GIVEN PASSAGE
Try a concrete example: Two dice are thrown, and each agent learns one die’s value. In addition, each learns whether the other die is in the range 1-3 vs 4-6. Now what can we say about the sum of the dice?
Suppose player 1 sees a 2 and learns that player 2′s die is in 1-3. Then he knows that player 2 knows that player 1′s die is in 1-3. It is common knowledge that the sum is in 2-6.
You could graph it by drawing a 6x6 grid and circling the information partition of player 1 in one color, and player 2 in another color. You will find that the meet is a partition of 4 elements, each a 3x3 grid in one of the corners.
In general, anything which is common knowledge will limit the meet—that is, the meet partition the world is in will not extend to include world-states which contradict what is common knowledge. If 2 people disagree about global warming, it is probably common knowledge what the current CO2 level is and what the historical record of that level is. They agree on this data and each knows that the other agrees, etc.
The thrust of the theorem though is not what is common knowledge before, but what is common knowledge after. The claim is that it cannot be common knowledge that the two parties disagree.
What I don’t like about the example you provide is: what player 1 and player 2 know needs to be common knowledge. For instance if player 1 doesn’t know whether player 2 knows whether die 1 is in 1-3, then it may not be common knowledge at all that the sum is in 2-6, even if player 1 and player 2 are given the info you said they’re given.
This is what I was confused about in the grandparent comment: do we really need I and J to be common knowledge? It seems so to me. But that seems to be another assumption limiting the applicability of the result.
Not sure… what happens when the ranges are different sizes, or otherwise the type of information learnable by each player is different in non symmetric ways?
Anyways, thanks, upon another reading of your comment, I think I’m starting to get it a bit.
Different size ranges in Hal’s example? Nothing in particular happens. It’s ok for different random variables to have different ranges.
Otoh, if the players get different ranges about a single random variable, then they could have problems.
Suppose there is one d6. Player A learns whether it is in 1-2, 3-4, or 5-6. Player B learns whether it is in 1-3 or 4-6. And suppose the actual value is 1. Then A knows it’s 1-2. So A knows B knows it’s 1-3. But A reasons that B reasons that if it were 3 then A would know it’s 3-4, so A knows B knows A knows it’s 1-4. But A reasons that B reasons that A reasons that if it were 4 then B would know it’s 4-6, so A knows B knows A knows B knows it’s 1-6. So there is no common knowledge, i.e. I∧J=Ω. (Omitting the argument w, since if this is true then it’s true for all w.)
And if it were a d12, with ranges still size 2 and 3, then the partitions line up at one point, so the meet stops at {1-6, 7-12}.
Try a concrete example: Two dice are thrown, and each agent learns one die’s value. In addition, each learns whether the other die is in the range 1-3 vs 4-6. Now what can we say about the sum of the dice?
Suppose player 1 sees a 2 and learns that player 2′s die is in 1-3. Then he knows that player 2 knows that player 1′s die is in 1-3. It is common knowledge that the sum is in 2-6.
You could graph it by drawing a 6x6 grid and circling the information partition of player 1 in one color, and player 2 in another color. You will find that the meet is a partition of 4 elements, each a 3x3 grid in one of the corners.

PROMPT 1
Reproduce the rows verbatim, everything from the first row down to the line containing "y-tick-label: 2 000 [53, 278, 93, 294]".

DATA SHOWN
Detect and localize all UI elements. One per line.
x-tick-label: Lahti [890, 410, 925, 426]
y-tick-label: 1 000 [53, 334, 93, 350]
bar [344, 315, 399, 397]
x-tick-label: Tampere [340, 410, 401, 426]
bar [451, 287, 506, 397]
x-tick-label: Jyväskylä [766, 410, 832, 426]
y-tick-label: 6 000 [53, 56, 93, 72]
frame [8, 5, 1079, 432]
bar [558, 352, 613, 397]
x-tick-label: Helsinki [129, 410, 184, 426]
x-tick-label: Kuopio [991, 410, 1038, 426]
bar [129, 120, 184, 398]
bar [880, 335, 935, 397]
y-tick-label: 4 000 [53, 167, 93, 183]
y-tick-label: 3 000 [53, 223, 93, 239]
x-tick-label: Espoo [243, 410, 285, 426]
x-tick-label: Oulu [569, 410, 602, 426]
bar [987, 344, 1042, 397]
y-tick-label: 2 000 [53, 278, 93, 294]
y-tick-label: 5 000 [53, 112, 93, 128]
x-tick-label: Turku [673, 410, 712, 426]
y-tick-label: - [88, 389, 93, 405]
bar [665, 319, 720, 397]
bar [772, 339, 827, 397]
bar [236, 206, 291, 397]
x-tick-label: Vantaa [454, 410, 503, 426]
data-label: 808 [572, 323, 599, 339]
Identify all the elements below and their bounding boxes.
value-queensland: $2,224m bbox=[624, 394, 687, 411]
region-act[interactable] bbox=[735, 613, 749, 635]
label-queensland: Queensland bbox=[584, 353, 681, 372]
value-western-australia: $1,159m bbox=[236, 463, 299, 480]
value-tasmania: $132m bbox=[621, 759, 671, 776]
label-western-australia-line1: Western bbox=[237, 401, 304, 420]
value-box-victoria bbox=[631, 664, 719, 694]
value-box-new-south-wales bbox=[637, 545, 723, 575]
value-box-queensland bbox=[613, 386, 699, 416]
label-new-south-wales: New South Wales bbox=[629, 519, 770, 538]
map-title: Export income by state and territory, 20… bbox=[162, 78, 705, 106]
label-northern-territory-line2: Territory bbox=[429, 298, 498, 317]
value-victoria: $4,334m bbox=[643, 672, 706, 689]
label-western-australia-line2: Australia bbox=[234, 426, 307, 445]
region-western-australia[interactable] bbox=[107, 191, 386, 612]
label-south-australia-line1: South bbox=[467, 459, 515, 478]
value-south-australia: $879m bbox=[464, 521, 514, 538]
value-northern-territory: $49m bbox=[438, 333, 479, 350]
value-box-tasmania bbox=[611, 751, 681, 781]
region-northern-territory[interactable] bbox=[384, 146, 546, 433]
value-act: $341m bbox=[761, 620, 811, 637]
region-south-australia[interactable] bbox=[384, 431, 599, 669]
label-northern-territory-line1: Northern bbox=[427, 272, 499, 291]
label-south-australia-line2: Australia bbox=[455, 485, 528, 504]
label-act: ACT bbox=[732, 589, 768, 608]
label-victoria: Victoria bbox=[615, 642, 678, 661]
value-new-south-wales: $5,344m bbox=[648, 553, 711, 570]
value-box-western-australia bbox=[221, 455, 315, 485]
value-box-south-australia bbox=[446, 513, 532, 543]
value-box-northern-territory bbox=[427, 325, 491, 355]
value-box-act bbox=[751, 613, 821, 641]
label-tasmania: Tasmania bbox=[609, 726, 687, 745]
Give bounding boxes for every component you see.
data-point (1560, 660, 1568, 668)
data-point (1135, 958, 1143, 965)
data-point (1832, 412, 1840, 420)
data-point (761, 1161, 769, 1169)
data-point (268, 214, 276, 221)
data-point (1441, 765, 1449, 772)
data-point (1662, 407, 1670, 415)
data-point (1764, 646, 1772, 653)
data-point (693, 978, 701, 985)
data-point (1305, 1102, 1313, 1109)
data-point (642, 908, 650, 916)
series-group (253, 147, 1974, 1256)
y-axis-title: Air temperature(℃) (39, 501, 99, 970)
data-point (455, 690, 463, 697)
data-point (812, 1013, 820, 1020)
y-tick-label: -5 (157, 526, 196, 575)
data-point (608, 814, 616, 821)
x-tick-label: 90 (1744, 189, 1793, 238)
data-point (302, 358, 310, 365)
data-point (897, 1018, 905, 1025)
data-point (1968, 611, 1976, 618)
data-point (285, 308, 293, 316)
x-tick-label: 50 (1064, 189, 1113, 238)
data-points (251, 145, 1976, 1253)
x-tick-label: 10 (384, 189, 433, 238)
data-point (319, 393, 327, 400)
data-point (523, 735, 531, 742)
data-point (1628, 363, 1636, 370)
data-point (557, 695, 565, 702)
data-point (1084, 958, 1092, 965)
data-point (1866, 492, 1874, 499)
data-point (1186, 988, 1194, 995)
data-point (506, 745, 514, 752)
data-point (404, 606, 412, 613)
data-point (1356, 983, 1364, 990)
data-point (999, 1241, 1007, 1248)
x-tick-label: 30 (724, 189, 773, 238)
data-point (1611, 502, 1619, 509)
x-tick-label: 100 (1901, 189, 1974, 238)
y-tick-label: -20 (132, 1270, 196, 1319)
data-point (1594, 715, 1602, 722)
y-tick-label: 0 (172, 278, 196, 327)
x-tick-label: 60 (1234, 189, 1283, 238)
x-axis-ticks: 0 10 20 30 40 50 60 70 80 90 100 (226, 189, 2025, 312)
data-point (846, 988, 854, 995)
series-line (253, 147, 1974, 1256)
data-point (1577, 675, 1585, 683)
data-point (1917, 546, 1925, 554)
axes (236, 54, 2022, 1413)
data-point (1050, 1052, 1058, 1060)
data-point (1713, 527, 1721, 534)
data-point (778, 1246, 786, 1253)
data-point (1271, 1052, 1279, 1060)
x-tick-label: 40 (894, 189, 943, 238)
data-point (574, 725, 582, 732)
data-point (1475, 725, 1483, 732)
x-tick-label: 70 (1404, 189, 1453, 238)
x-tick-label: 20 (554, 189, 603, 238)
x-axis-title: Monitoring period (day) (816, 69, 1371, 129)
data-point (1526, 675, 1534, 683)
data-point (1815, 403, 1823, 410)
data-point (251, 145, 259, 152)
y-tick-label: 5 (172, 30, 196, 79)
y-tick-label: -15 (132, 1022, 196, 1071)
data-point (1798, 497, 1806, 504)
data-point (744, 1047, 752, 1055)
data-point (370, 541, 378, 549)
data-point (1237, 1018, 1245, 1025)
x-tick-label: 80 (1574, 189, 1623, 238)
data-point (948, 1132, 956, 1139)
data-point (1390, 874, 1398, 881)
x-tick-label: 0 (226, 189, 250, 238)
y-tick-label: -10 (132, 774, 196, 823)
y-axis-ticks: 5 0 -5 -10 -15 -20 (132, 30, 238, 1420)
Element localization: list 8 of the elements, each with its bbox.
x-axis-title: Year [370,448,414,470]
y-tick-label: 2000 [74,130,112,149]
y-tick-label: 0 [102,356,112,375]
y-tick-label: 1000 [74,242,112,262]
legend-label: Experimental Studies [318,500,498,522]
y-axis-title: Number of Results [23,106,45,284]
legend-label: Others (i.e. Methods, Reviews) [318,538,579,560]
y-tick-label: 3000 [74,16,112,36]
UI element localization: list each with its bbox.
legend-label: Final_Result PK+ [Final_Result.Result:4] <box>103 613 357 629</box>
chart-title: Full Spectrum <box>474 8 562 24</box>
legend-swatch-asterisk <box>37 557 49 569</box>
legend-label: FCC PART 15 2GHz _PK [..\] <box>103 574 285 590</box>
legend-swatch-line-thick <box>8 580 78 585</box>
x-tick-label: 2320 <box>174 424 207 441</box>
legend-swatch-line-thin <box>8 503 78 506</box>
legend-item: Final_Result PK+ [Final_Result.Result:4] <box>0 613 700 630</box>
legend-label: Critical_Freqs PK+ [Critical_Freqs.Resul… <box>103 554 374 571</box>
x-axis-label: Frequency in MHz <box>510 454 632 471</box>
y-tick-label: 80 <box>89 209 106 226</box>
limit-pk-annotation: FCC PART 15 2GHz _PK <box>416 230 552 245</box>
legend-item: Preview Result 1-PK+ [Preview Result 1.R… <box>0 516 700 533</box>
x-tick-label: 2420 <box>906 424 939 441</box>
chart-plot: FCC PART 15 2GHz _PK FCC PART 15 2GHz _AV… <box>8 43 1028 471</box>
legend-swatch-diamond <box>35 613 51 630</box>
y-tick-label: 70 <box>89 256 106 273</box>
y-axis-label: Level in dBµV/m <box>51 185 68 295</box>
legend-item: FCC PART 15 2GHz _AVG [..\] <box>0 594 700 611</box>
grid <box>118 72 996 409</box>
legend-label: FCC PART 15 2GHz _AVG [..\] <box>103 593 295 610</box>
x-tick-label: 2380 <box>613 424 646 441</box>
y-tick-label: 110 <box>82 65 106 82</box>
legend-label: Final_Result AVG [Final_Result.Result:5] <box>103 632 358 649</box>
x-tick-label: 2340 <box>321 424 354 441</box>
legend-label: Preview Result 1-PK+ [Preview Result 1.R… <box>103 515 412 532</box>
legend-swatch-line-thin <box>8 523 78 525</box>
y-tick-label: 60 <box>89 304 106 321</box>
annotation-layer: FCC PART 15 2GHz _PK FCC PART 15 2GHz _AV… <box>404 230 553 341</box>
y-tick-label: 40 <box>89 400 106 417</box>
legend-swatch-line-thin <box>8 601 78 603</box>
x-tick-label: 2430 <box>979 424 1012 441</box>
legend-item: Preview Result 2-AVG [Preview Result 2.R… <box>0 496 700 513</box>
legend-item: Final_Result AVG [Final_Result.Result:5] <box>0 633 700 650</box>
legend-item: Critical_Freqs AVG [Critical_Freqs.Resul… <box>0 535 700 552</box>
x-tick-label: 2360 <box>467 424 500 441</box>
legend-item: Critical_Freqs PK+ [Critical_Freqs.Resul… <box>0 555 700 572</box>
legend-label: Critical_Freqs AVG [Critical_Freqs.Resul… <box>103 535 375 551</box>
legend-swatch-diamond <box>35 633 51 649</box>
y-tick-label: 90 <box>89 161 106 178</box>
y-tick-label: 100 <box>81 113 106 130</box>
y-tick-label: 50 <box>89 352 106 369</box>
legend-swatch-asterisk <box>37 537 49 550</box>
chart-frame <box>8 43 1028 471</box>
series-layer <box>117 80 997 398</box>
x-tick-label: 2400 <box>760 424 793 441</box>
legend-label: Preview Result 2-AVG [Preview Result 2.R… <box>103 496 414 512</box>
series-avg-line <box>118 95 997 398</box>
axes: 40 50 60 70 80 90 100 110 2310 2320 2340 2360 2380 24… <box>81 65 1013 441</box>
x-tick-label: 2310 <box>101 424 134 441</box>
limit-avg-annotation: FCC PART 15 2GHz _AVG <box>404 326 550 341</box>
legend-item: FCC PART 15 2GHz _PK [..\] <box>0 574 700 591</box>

PROMPT 2
Continue the thread on common knowledge and dice partitions from the point where it stops.

RIGHT ANSWER 1
Detect and localize all UI elements. One per line.
x-tick-label: Lahti [890, 410, 925, 426]
y-tick-label: 1 000 [53, 334, 93, 350]
bar [344, 315, 399, 397]
x-tick-label: Tampere [340, 410, 401, 426]
bar [451, 287, 506, 397]
x-tick-label: Jyväskylä [766, 410, 832, 426]
y-tick-label: 6 000 [53, 56, 93, 72]
frame [8, 5, 1079, 432]
bar [558, 352, 613, 397]
x-tick-label: Helsinki [129, 410, 184, 426]
x-tick-label: Kuopio [991, 410, 1038, 426]
bar [129, 120, 184, 398]
bar [880, 335, 935, 397]
y-tick-label: 4 000 [53, 167, 93, 183]
y-tick-label: 3 000 [53, 223, 93, 239]
x-tick-label: Espoo [243, 410, 285, 426]
x-tick-label: Oulu [569, 410, 602, 426]
bar [987, 344, 1042, 397]
y-tick-label: 2 000 [53, 278, 93, 294]

RIGHT ANSWER 2
In general, anything which is common knowledge will limit the meet—that is, the meet partition the world is in will not extend to include world-states which contradict what is common knowledge. If 2 people disagree about global warming, it is probably common knowledge what the current CO2 level is and what the historical record of that level is. They agree on this data and each knows that the other agrees, etc.
The thrust of the theorem though is not what is common knowledge before, but what is common knowledge after. The claim is that it cannot be common knowledge that the two parties disagree.
What I don’t like about the example you provide is: what player 1 and player 2 know needs to be common knowledge. For instance if player 1 doesn’t know whether player 2 knows whether die 1 is in 1-3, then it may not be common knowledge at all that the sum is in 2-6, even if player 1 and player 2 are given the info you said they’re given.
This is what I was confused about in the grandparent comment: do we really need I and J to be common knowledge? It seems so to me. But that seems to be another assumption limiting the applicability of the result.
Not sure… what happens when the ranges are different sizes, or otherwise the type of information learnable by each player is different in non symmetric ways?
Anyways, thanks, upon another reading of your comment, I think I’m starting to get it a bit.
Different size ranges in Hal’s example? Nothing in particular happens. It’s ok for different random variables to have different ranges.
Otoh, if the players get different ranges about a single random variable, then they could have problems. Suppose there is one d6. Player A learns whether it is in 1-2, 3-4, or 5-6. Player B learns whether it is in 1-3 or 4-6.
And suppose the actual value is 1.
Then A knows it’s 1-2. So A knows B knows it’s 1-3. But A reasons that B reasons that if it were 3 then A would know it’s 3-4, so A knows B knows A knows it’s 1-4. But A reasons that B reasons that A reasons that if it were 4 then B would know it’s 4-6, so A knows B knows A knows B knows it’s 1-6. So there is no common knowledge, i.e. I∧J=Ω. (Omitting the argument w, since if this is true then it’s true for all w.)
And if it were a d12, with ranges still size 2 and 3, then the partitions line up at one point, so the meet stops at {1-6, 7-12}.